→ **What is expected**: Return every line of the data below unchanged, leaving out the pictures.
Start of Given information
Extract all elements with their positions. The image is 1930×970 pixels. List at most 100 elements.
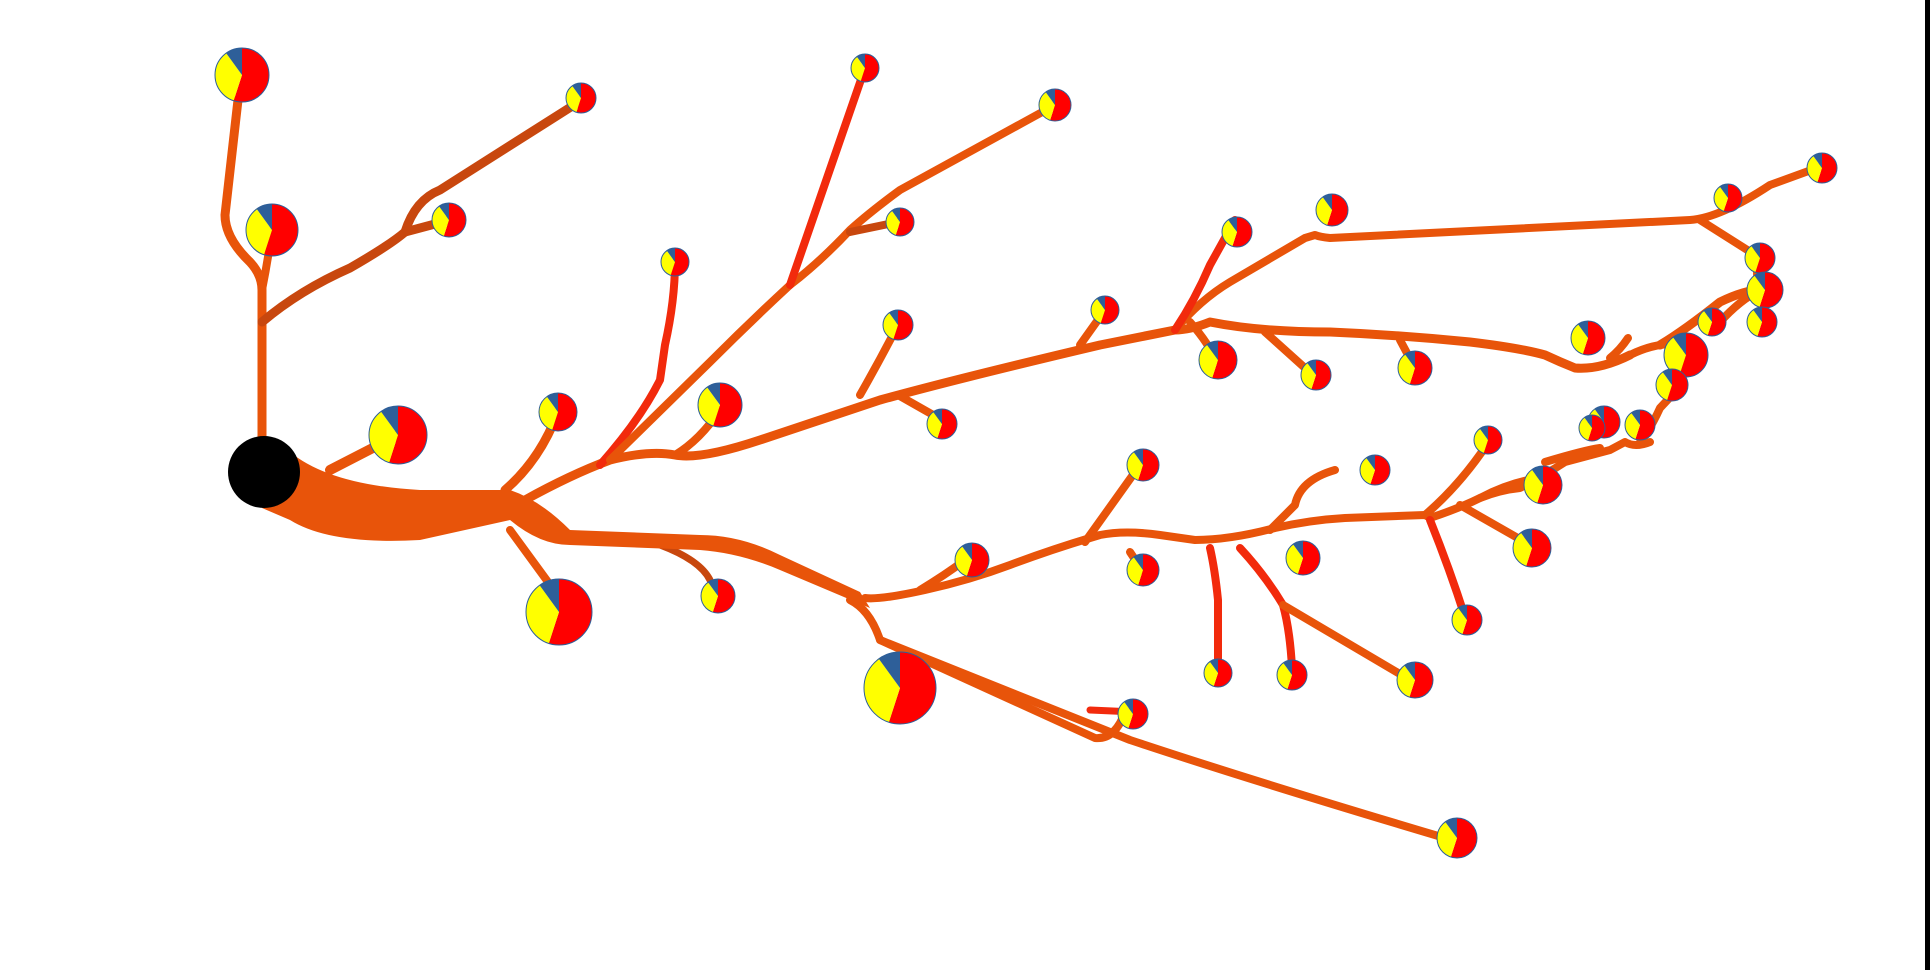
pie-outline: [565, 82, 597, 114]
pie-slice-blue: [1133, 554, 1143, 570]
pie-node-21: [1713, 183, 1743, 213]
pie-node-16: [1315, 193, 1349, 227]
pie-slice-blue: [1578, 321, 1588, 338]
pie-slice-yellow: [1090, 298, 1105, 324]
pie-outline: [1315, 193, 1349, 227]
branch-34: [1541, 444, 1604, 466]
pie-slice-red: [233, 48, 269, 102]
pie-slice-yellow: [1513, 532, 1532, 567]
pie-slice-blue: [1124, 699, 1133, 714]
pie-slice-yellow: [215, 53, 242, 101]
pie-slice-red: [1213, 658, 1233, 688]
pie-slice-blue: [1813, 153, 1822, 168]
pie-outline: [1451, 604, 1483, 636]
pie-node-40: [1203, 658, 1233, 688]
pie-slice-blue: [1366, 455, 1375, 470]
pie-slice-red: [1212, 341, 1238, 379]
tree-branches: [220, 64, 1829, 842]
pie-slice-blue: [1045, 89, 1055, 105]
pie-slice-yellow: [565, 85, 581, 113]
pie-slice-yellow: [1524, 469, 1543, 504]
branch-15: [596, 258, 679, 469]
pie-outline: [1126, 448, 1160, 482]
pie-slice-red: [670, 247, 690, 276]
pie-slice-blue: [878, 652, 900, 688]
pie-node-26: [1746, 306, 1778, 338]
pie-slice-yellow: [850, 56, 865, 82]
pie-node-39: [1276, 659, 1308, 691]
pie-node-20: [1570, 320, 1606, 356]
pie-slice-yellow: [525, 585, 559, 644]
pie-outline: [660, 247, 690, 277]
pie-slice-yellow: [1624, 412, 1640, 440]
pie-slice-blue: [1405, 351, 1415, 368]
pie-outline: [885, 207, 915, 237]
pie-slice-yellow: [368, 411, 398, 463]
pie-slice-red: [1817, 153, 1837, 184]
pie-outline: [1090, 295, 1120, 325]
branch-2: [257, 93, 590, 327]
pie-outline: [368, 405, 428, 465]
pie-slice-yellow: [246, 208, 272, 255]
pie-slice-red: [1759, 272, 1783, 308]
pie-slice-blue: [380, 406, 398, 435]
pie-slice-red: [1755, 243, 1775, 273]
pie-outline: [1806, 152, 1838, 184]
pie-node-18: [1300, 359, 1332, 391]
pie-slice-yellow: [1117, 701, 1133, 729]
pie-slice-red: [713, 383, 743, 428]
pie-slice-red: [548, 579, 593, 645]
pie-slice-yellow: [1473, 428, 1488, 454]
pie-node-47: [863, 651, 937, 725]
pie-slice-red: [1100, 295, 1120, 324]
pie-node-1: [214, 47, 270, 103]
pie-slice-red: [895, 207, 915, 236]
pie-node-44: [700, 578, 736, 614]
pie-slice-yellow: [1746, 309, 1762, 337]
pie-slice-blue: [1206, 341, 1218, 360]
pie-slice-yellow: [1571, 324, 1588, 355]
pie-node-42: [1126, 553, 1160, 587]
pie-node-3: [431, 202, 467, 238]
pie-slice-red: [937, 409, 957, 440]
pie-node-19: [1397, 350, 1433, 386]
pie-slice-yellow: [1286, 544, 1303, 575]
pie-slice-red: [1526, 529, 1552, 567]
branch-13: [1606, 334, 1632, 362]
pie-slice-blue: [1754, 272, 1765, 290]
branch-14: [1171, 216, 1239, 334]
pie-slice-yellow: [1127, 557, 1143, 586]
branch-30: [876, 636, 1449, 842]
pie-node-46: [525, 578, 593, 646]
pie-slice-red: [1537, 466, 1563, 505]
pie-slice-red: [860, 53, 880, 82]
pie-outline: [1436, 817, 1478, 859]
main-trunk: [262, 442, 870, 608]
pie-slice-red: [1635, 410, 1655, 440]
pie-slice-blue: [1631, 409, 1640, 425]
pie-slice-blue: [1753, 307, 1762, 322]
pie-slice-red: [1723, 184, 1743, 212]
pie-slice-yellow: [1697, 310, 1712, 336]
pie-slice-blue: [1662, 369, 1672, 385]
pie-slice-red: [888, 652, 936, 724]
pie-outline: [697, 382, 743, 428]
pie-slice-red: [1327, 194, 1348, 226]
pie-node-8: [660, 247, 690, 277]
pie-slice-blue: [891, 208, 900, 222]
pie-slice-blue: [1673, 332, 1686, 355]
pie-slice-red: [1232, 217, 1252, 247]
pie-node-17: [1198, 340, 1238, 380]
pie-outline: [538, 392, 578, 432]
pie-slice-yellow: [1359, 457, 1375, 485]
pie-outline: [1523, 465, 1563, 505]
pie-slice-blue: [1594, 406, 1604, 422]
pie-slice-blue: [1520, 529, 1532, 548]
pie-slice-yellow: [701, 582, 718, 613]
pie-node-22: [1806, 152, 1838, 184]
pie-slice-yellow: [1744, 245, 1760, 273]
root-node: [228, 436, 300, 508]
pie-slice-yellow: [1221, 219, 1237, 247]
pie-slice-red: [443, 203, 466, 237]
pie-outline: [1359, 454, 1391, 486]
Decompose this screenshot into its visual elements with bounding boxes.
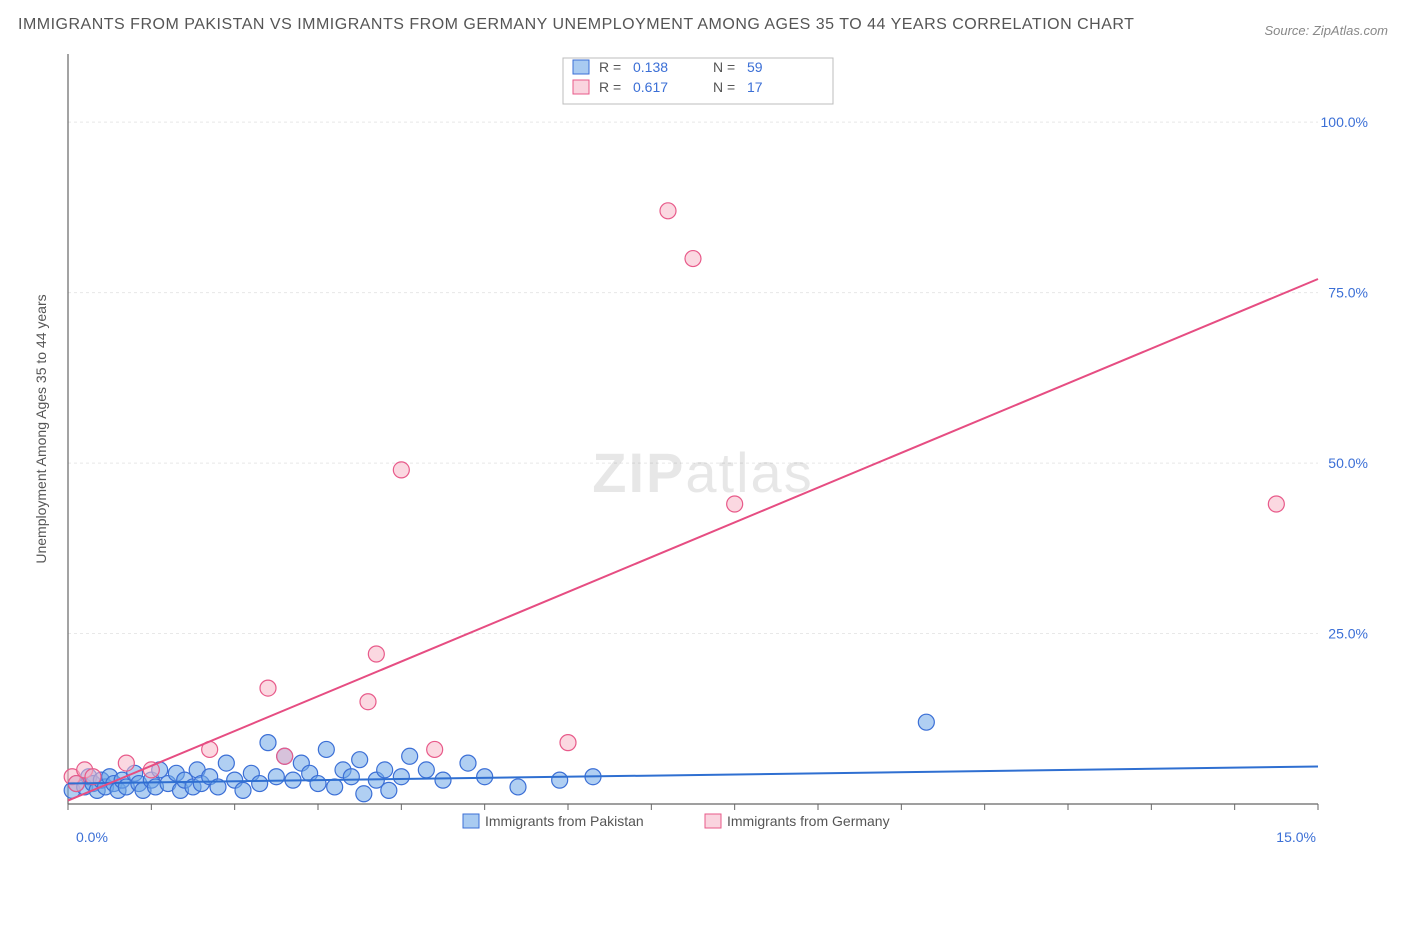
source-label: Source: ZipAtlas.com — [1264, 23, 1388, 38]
End of Given information
→ **Answer to this exercise**:
Extract all elements with their positions. The image is 1930×970 pixels. List at most 100 elements.
pie-outline: [565, 82, 597, 114]
pie-slice-blue: [1133, 554, 1143, 570]
pie-node-21: [1713, 183, 1743, 213]
pie-node-16: [1315, 193, 1349, 227]
pie-slice-blue: [1578, 321, 1588, 338]
pie-slice-yellow: [1090, 298, 1105, 324]
pie-outline: [1315, 193, 1349, 227]
branch-34: [1541, 444, 1604, 466]
pie-slice-red: [233, 48, 269, 102]
pie-slice-yellow: [1513, 532, 1532, 567]
pie-slice-blue: [1124, 699, 1133, 714]
pie-slice-yellow: [215, 53, 242, 101]
pie-slice-red: [1213, 658, 1233, 688]
pie-slice-blue: [1813, 153, 1822, 168]
pie-outline: [1451, 604, 1483, 636]
pie-node-40: [1203, 658, 1233, 688]
pie-slice-blue: [1366, 455, 1375, 470]
pie-slice-red: [1212, 341, 1238, 379]
tree-branches: [220, 64, 1829, 842]
pie-slice-blue: [1045, 89, 1055, 105]
pie-slice-yellow: [565, 85, 581, 113]
pie-slice-yellow: [1524, 469, 1543, 504]
branch-15: [596, 258, 679, 469]
pie-outline: [1126, 448, 1160, 482]
pie-slice-red: [670, 247, 690, 276]
pie-slice-blue: [878, 652, 900, 688]
pie-node-26: [1746, 306, 1778, 338]
pie-slice-yellow: [850, 56, 865, 82]
pie-node-39: [1276, 659, 1308, 691]
pie-node-20: [1570, 320, 1606, 356]
pie-slice-yellow: [525, 585, 559, 644]
pie-outline: [660, 247, 690, 277]
pie-slice-yellow: [1624, 412, 1640, 440]
pie-slice-blue: [1405, 351, 1415, 368]
pie-outline: [885, 207, 915, 237]
pie-slice-yellow: [368, 411, 398, 463]
pie-slice-red: [1817, 153, 1837, 184]
pie-outline: [1090, 295, 1120, 325]
branch-2: [257, 93, 590, 327]
pie-outline: [368, 405, 428, 465]
pie-slice-yellow: [246, 208, 272, 255]
pie-slice-red: [1759, 272, 1783, 308]
pie-slice-blue: [380, 406, 398, 435]
pie-slice-red: [1755, 243, 1775, 273]
pie-outline: [1806, 152, 1838, 184]
pie-node-18: [1300, 359, 1332, 391]
pie-slice-yellow: [1117, 701, 1133, 729]
pie-slice-red: [713, 383, 743, 428]
pie-slice-red: [548, 579, 593, 645]
pie-slice-yellow: [1473, 428, 1488, 454]
pie-node-47: [863, 651, 937, 725]
pie-slice-red: [1100, 295, 1120, 324]
pie-node-1: [214, 47, 270, 103]
pie-slice-red: [895, 207, 915, 236]
pie-node-44: [700, 578, 736, 614]
pie-slice-yellow: [1746, 309, 1762, 337]
pie-slice-blue: [1206, 341, 1218, 360]
pie-slice-yellow: [1571, 324, 1588, 355]
pie-node-42: [1126, 553, 1160, 587]
pie-node-3: [431, 202, 467, 238]
pie-slice-red: [937, 409, 957, 440]
pie-node-19: [1397, 350, 1433, 386]
pie-slice-yellow: [1286, 544, 1303, 575]
pie-slice-red: [1526, 529, 1552, 567]
branch-13: [1606, 334, 1632, 362]
pie-slice-blue: [1754, 272, 1765, 290]
branch-14: [1171, 216, 1239, 334]
pie-slice-yellow: [1127, 557, 1143, 586]
branch-30: [876, 636, 1449, 842]
pie-node-46: [525, 578, 593, 646]
pie-slice-red: [1537, 466, 1563, 505]
pie-slice-red: [860, 53, 880, 82]
pie-outline: [1436, 817, 1478, 859]
main-trunk: [262, 442, 870, 608]
pie-slice-red: [1635, 410, 1655, 440]
pie-slice-blue: [1631, 409, 1640, 425]
pie-slice-blue: [1753, 307, 1762, 322]
pie-slice-red: [1723, 184, 1743, 212]
pie-slice-yellow: [1697, 310, 1712, 336]
pie-slice-blue: [1662, 369, 1672, 385]
pie-slice-red: [888, 652, 936, 724]
pie-outline: [697, 382, 743, 428]
pie-slice-red: [1327, 194, 1348, 226]
pie-node-8: [660, 247, 690, 277]
pie-slice-blue: [891, 208, 900, 222]
pie-slice-blue: [1673, 332, 1686, 355]
pie-slice-red: [1232, 217, 1252, 247]
pie-node-17: [1198, 340, 1238, 380]
pie-outline: [538, 392, 578, 432]
pie-slice-yellow: [1359, 457, 1375, 485]
pie-outline: [1523, 465, 1563, 505]
pie-slice-blue: [1594, 406, 1604, 422]
pie-slice-blue: [1520, 529, 1532, 548]
pie-slice-yellow: [701, 582, 718, 613]
pie-node-22: [1806, 152, 1838, 184]
pie-slice-yellow: [1744, 245, 1760, 273]
root-node: [228, 436, 300, 508]
pie-slice-yellow: [1221, 219, 1237, 247]
pie-slice-red: [443, 203, 466, 237]
pie-outline: [1359, 454, 1391, 486]
Decompose this screenshot into its visual elements with bounding boxes.
source-label: Source: ZipAtlas.com — [1264, 23, 1388, 38]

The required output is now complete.